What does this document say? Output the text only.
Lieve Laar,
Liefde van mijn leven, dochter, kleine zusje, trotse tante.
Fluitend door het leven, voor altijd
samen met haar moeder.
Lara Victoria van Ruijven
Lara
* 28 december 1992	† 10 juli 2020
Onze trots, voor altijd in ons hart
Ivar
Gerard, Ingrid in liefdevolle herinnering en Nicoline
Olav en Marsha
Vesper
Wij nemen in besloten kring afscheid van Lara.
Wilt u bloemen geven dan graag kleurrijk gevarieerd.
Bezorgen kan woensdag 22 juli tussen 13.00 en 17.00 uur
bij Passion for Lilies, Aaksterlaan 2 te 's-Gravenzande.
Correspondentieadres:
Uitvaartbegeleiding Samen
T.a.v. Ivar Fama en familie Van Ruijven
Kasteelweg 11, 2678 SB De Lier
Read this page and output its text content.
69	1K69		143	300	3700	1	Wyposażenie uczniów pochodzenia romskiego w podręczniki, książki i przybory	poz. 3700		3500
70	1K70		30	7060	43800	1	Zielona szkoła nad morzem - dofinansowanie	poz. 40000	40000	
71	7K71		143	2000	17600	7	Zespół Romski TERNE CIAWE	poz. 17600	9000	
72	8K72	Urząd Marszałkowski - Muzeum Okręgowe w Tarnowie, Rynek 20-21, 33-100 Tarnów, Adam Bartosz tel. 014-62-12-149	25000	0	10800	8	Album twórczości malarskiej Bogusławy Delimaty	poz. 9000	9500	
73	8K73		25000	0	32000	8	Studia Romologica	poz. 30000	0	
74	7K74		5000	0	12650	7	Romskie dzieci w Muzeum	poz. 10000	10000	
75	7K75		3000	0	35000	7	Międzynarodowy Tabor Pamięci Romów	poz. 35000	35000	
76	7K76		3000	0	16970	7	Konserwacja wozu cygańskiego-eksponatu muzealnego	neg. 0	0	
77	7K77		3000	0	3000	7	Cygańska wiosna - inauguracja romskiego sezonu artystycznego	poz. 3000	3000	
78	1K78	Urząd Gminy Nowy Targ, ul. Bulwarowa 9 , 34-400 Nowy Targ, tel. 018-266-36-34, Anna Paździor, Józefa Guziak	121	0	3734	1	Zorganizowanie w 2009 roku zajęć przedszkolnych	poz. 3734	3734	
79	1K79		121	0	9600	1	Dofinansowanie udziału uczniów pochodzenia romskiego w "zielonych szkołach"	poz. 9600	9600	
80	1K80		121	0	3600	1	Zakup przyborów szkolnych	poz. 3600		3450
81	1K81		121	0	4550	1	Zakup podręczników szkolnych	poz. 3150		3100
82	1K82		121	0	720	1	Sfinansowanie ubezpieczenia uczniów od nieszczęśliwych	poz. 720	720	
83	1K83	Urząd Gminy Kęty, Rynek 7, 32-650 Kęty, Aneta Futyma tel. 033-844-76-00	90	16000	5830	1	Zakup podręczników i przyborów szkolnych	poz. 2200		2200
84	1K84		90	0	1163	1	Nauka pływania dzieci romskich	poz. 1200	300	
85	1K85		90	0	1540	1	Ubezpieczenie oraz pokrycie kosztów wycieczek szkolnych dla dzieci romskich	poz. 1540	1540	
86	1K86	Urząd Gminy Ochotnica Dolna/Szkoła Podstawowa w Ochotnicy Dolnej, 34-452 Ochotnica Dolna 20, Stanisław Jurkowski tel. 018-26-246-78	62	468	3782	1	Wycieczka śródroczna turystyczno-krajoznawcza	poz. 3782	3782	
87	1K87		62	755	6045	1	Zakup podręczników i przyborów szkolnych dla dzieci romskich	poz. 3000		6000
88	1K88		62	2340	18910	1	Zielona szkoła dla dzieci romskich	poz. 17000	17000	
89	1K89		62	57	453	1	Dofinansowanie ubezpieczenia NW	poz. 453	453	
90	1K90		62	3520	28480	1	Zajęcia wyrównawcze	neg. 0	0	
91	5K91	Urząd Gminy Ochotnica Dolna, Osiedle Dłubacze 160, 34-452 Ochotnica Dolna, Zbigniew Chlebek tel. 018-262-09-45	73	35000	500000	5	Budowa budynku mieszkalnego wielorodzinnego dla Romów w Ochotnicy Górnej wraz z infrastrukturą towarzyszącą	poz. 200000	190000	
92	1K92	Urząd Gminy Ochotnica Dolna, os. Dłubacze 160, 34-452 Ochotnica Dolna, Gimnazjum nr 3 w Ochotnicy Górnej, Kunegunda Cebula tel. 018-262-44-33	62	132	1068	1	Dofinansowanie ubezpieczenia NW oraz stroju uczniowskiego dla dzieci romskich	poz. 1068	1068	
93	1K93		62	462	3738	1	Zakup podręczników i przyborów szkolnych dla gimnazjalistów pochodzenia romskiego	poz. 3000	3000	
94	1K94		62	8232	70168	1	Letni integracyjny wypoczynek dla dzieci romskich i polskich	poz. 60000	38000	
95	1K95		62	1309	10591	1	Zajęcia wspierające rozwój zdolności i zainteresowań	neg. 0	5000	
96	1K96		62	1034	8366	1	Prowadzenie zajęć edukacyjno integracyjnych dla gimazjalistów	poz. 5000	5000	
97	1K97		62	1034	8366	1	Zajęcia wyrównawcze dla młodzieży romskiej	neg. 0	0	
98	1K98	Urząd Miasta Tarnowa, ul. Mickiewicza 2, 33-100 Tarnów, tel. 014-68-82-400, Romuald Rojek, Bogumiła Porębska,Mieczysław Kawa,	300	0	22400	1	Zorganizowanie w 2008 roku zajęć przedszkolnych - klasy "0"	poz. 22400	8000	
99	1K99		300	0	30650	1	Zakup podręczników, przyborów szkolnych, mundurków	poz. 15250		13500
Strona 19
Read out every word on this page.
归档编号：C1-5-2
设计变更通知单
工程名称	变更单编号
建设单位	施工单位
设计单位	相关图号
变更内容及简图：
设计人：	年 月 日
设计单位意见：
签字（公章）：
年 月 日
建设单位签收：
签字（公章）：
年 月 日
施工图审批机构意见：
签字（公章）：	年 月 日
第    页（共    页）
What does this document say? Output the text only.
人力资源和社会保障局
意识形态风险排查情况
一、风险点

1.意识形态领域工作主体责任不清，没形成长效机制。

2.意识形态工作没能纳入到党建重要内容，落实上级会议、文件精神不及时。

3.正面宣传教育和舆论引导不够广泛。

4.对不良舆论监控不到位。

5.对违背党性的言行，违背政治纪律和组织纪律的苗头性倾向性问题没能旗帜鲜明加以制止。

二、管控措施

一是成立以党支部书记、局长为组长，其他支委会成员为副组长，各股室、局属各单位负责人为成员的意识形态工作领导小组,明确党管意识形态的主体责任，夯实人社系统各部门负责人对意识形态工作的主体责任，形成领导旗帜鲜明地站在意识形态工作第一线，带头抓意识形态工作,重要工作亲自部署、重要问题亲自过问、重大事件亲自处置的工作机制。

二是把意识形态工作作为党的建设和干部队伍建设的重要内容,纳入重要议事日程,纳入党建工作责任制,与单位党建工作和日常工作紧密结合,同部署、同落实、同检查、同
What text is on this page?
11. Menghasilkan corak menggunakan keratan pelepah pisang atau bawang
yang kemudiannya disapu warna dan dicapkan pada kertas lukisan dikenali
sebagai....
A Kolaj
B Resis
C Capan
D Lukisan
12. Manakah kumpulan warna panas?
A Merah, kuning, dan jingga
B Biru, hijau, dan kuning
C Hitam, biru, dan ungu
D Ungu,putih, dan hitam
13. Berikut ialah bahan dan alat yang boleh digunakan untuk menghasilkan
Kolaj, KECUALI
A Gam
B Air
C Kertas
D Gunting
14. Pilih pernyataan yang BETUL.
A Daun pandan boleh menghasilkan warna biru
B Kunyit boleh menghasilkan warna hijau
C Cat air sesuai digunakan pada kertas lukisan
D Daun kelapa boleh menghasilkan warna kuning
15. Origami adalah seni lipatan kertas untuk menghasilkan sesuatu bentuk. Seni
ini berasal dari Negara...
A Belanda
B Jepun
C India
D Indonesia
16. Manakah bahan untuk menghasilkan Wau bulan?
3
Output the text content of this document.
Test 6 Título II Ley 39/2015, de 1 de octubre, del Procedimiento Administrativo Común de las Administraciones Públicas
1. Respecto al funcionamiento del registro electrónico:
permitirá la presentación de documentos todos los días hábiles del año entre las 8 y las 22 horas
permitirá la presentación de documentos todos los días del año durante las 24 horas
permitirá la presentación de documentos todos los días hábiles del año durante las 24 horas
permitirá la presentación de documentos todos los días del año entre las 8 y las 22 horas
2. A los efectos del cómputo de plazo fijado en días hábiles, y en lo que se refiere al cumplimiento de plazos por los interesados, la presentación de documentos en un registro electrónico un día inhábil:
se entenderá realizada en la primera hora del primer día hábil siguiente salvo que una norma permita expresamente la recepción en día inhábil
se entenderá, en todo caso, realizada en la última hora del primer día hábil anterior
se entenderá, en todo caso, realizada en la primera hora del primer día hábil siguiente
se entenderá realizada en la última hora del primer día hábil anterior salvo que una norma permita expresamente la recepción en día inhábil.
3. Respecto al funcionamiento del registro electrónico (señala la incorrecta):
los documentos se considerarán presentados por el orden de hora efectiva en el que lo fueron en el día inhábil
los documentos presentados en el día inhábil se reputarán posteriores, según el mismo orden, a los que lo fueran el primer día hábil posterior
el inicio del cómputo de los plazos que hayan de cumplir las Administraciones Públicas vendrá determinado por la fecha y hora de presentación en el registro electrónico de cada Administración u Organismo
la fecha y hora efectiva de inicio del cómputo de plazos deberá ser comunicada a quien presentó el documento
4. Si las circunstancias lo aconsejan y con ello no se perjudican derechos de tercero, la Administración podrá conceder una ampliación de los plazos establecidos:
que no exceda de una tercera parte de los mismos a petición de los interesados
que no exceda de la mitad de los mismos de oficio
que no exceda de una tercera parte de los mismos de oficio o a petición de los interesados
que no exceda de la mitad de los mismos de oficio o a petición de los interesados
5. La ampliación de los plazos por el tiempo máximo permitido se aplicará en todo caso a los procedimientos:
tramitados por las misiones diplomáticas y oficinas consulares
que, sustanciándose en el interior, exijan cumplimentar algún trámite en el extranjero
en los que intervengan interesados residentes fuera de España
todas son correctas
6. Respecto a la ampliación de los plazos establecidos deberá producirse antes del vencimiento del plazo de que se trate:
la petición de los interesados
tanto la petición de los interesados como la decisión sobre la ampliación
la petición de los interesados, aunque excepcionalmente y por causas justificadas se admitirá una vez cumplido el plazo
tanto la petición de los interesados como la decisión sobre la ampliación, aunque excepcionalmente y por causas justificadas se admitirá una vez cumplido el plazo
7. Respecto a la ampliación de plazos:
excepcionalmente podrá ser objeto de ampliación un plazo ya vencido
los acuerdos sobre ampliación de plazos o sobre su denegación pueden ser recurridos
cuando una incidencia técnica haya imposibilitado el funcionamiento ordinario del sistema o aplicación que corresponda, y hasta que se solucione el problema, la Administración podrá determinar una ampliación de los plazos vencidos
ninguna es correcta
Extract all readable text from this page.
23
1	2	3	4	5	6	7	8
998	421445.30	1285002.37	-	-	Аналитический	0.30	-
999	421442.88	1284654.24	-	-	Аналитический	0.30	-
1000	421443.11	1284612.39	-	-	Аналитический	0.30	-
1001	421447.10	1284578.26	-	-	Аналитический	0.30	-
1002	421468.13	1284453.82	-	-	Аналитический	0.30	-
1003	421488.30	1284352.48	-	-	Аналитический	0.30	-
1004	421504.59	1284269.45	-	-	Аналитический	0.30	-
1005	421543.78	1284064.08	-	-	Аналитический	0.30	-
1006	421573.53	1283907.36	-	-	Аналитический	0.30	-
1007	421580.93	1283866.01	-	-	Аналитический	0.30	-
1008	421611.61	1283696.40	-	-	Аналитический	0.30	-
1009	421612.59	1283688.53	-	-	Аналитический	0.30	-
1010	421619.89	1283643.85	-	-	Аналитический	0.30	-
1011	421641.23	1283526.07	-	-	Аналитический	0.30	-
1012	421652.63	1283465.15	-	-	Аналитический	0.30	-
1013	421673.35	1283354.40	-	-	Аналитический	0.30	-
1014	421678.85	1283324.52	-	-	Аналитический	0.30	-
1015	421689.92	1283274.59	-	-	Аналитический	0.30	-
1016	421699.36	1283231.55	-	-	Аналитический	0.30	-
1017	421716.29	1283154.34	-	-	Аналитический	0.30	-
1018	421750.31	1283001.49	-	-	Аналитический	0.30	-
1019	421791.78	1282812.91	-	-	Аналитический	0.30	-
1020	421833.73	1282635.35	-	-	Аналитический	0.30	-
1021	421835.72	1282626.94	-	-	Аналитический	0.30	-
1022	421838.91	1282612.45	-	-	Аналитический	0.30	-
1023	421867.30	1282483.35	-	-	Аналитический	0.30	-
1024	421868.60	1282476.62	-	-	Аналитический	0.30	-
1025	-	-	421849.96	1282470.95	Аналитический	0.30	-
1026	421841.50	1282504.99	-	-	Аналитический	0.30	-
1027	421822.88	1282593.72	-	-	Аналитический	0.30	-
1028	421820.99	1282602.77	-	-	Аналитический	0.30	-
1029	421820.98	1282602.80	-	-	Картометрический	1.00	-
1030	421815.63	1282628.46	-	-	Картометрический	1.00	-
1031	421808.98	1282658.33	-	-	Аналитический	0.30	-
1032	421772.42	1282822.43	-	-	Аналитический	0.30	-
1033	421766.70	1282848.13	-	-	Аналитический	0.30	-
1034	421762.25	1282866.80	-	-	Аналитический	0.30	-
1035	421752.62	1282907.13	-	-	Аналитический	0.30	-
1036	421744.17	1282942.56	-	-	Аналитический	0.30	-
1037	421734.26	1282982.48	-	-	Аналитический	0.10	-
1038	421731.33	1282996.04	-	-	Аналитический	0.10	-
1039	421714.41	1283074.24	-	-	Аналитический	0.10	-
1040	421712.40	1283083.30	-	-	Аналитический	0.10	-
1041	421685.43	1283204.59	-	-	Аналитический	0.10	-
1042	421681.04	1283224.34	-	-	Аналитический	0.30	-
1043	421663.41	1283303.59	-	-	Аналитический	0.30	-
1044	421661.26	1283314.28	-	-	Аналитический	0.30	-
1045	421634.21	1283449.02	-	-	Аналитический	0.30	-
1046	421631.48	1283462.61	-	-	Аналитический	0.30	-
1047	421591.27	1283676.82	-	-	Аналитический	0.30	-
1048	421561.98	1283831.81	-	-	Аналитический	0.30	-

##############################

• **TASK**
Identify the lines in the entries that hold "salvo" and return each one.

• **WORKED ANSWER**
se entenderá realizada en la primera hora del primer día hábil siguiente salvo que una norma permita expresamente la recepción en día inhábil
se entenderá realizada en la última hora del primer día hábil anterior salvo que una norma permita expresamente la recepción en día inhábil.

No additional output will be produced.